[Start]

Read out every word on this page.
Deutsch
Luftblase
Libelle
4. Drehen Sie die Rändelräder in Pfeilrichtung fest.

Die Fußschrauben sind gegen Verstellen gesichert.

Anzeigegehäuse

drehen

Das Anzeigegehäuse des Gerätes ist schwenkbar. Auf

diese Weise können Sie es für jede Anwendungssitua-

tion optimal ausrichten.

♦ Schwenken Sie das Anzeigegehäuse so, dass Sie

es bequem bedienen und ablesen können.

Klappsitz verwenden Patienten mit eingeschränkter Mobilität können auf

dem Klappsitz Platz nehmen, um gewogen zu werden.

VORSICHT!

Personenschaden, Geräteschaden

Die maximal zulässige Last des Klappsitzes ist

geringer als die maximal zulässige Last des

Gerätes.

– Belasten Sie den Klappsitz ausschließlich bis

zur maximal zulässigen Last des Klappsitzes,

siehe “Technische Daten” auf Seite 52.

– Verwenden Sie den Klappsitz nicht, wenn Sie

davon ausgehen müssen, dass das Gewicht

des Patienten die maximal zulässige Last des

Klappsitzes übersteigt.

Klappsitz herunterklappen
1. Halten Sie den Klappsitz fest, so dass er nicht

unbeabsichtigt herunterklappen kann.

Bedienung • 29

[End]
[Start]

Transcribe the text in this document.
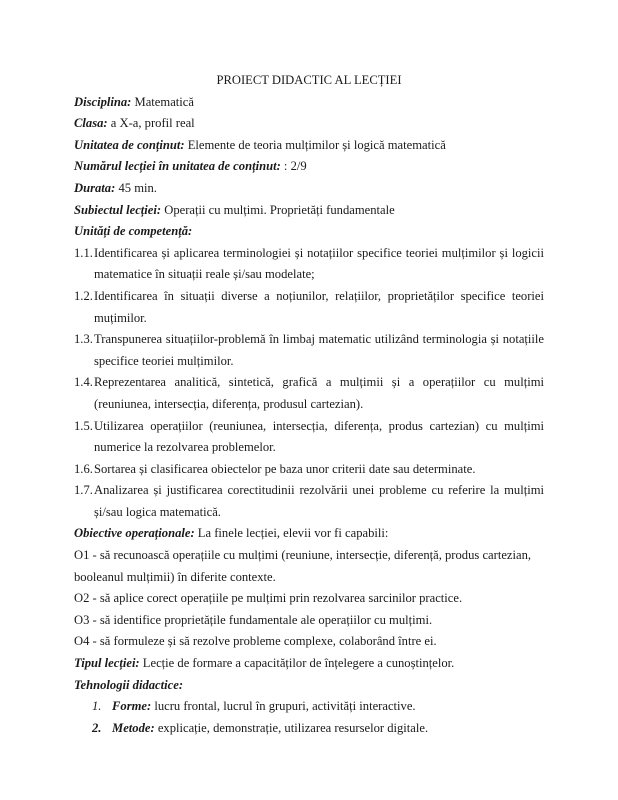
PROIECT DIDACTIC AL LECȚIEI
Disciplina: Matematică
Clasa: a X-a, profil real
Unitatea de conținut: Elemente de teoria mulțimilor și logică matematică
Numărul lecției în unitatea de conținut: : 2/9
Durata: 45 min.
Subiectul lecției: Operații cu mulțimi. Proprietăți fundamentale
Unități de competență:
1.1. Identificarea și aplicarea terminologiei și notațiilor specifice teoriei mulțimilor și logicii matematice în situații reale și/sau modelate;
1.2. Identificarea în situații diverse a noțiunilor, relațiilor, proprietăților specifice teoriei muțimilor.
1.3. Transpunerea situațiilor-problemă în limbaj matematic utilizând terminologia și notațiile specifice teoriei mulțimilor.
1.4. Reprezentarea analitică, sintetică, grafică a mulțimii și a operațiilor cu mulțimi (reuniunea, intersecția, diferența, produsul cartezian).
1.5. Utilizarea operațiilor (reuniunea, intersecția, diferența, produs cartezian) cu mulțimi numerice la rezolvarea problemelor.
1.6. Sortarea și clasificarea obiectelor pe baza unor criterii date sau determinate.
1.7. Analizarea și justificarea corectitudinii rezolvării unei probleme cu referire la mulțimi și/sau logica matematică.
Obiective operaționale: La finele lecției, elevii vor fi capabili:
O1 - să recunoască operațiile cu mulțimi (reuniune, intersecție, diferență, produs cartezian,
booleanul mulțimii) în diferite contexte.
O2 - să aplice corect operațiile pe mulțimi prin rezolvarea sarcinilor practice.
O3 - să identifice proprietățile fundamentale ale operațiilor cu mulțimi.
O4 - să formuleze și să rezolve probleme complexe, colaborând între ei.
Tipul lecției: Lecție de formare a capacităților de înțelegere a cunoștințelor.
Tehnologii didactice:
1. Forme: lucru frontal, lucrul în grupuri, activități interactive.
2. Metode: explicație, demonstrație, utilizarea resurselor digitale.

[End]
[Start]

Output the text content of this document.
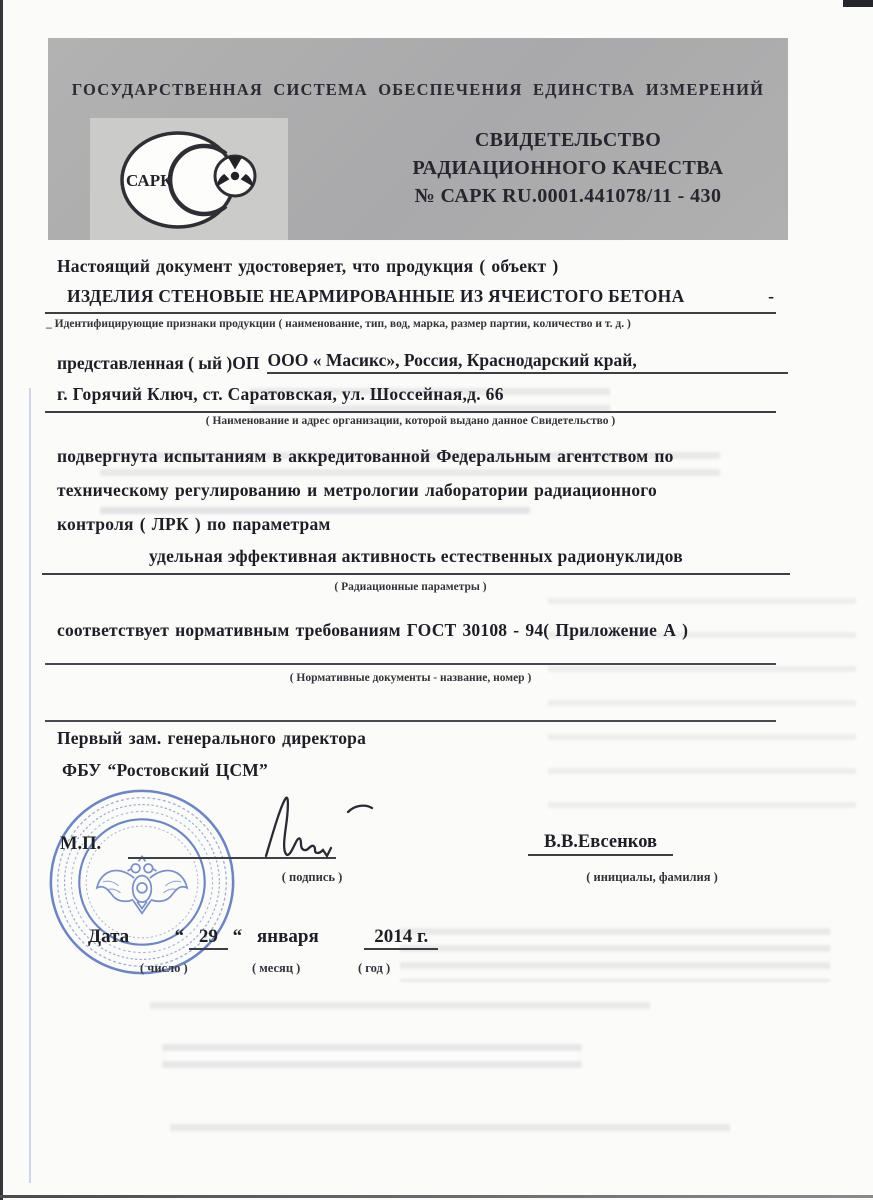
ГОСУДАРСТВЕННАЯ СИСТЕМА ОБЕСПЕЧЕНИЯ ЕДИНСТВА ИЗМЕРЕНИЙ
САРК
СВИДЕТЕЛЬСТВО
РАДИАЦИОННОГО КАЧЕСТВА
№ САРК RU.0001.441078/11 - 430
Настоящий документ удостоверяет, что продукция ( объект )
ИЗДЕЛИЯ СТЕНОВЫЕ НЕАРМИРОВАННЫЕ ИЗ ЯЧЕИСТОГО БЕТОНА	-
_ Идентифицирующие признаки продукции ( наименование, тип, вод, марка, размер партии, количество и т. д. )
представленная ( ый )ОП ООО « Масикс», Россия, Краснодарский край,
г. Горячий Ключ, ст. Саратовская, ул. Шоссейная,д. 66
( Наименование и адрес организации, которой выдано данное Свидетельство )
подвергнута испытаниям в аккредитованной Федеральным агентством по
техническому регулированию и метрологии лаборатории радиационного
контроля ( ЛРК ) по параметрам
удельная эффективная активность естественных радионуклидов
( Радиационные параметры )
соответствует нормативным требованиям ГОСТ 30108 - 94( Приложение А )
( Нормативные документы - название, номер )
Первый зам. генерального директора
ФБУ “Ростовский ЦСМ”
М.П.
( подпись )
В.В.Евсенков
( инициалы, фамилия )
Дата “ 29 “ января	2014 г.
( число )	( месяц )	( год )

[End]

Each line containing "operațiilor" counts once; state the total number of such lines and nothing else.

→ **Solution to the exercise**
3